[提示文]
══════════

(乳房)血管肉腫 angiosarcoma of the breast |
画像所見と鑑別診断 |
・増大傾向/乳房以外に原発巣となりうる病変はない
・境界が比較的明瞭な腫瘤/石灰化・脂肪なし
・内部はほぼ均一
・T2WI 著明高信号
・内部に出血・venous lake・flow void あり
・非常に強い造影効果(綿花状)
上皮性腫瘍 ・乳頭腺管癌 ・充実腺管癌 ・硬癌 ・粘液癌 ・乳管内乳頭腫 |
非上皮性腫瘍 ・血管腫 ・血管脂肪腫 ・PASH ・血管肉腫 ・間質肉腫 |
混合腫瘍 ・葉状腫瘍 ・癌肉腫 その他 ・転移性腫瘍 ・過誤腫 |
原発性乳房血管肉腫 |
・原発性乳房血管肉腫
・乳房悪性腫瘍のうち0.04%。
・好発年齢: 30-40s。
・身体診察:急速に増大する腫瘤。
病変近傍の皮膚が青く変色(全体の1/3)。
・治療:外科切除、放射線化学療法など。
・予後:5年生存率は低悪性度で76%、高悪性度で15%。
骨、肺、肝臓に転移が多い。

══════════

[課題]
1. 乳房血管肉腫に関する文章では、高悪性度の場合の5年生存率は何%とされていますか。
2. 乳房血管肉腫に関する文章を、最後の文の後から書き進めてください。

══════════

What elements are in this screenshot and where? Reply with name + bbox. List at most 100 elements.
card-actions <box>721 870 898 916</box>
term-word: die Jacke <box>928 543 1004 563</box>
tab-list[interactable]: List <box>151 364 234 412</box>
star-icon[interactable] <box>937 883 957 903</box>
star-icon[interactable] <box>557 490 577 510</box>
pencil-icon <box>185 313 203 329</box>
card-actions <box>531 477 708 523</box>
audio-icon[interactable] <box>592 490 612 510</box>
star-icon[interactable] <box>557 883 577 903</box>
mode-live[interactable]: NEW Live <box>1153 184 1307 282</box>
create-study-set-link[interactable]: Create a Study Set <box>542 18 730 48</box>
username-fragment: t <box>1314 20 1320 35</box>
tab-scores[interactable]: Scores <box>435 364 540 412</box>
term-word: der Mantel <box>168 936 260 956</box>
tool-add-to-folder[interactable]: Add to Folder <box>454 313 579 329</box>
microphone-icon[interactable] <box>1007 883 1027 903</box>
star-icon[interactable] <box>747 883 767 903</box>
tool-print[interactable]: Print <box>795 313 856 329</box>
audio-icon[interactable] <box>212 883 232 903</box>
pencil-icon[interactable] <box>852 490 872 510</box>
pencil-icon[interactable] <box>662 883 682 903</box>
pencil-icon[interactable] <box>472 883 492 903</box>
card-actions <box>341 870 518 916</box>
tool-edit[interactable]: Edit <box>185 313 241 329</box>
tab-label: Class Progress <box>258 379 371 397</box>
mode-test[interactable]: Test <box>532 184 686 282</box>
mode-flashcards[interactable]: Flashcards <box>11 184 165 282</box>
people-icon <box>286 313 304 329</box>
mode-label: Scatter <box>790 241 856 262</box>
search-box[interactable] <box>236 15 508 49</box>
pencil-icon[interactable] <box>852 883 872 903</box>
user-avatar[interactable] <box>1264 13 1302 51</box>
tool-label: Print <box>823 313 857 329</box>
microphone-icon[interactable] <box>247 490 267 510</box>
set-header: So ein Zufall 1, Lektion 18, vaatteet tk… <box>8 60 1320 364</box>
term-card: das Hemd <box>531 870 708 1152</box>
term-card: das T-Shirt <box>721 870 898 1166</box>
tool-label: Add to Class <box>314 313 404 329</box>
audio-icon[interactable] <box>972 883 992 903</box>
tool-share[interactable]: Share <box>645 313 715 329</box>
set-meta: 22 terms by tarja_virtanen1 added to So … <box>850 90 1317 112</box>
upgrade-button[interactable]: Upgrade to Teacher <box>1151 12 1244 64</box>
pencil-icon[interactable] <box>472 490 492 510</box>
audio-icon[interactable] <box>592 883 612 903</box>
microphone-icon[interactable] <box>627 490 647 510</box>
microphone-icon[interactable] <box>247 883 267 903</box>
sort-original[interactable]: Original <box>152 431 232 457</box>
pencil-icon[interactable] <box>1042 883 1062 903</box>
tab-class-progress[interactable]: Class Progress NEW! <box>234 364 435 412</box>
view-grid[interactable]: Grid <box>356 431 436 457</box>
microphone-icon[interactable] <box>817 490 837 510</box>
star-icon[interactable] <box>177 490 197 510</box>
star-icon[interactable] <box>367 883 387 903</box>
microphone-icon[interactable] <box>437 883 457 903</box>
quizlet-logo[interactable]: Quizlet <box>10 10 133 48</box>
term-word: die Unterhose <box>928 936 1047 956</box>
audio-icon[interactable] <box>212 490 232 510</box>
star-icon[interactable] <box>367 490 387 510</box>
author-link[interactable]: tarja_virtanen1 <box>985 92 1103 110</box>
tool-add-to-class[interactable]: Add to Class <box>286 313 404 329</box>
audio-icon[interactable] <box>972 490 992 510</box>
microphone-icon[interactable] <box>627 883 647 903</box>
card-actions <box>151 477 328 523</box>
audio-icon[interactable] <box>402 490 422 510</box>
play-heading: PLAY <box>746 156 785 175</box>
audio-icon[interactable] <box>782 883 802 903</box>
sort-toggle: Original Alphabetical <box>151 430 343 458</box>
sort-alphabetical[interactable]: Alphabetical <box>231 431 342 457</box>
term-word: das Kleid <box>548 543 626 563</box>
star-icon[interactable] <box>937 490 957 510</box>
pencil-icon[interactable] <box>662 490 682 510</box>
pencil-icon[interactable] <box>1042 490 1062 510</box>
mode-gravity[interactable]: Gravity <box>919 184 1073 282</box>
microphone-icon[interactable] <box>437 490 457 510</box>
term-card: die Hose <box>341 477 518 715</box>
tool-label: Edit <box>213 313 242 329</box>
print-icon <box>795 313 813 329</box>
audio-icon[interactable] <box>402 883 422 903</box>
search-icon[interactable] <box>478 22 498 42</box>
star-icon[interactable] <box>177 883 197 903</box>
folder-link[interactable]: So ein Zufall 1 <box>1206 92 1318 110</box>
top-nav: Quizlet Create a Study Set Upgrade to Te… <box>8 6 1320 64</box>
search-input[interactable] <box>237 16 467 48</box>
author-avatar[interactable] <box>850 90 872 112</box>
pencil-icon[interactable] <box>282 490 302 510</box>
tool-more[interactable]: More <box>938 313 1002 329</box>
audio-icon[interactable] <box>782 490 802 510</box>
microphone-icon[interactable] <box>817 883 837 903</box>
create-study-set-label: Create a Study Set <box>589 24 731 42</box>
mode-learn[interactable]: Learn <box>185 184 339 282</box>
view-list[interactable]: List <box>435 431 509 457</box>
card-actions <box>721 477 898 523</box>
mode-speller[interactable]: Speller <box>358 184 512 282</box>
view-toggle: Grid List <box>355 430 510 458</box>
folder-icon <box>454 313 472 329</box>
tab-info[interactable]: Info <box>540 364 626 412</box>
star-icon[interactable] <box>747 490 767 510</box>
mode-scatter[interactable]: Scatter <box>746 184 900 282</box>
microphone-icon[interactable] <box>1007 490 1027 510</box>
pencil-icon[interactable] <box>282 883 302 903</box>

══════════

[解答例]
1. 15%

2.
Glazebrook KN, Magut MJ, Reynolds C, et.al: Angiosarcoma of the breast. AJR Am J Roentgenol. 2008 ;190:533-8
MMG | 境界不明瞭な石灰化を伴わない腫瘤、またはFAD*1,2 |
US | 境界明瞭or不明瞭な高エコーを伴う腫瘤、または低〜高エコーが混在する構築の乱れ。ドップラーでは血流の亢進。*1,2 |
MRI | T1WI低信号の内部に高信号(出血やvenous lake)、T2WI高信号。*1,2 動脈性の強い不均一な造影効果、遅延相でのwash out、太い流出血管(特に高悪性度の腫瘤で所見が顕著)。*1,2 |
PET | まとまった研究はない。*1 |
1) Glazebrook KN, Magut MJ, Reynolds C, et.al: Angiosarcoma of the breast. AJR Am J Roentgenol. 2008;190:533-8.
2) Yang WT, Hennessy BT, Dryden MJ, Valero V, Hunt KK, Krishnamurthy S, et.al: Mammary angiosarcomas: imaging findings in 24 patients. Radiology. 2007;242:725-34.
二次性乳房血管肉腫
・二次性乳房血管肉腫 Secondary angiosarcoma of the breast
・リンパ浮腫関連皮膚血管肉腫 lymphedema-associated cutaneous angiosarcoma
・Stewart-Treves syndromeともいわれる。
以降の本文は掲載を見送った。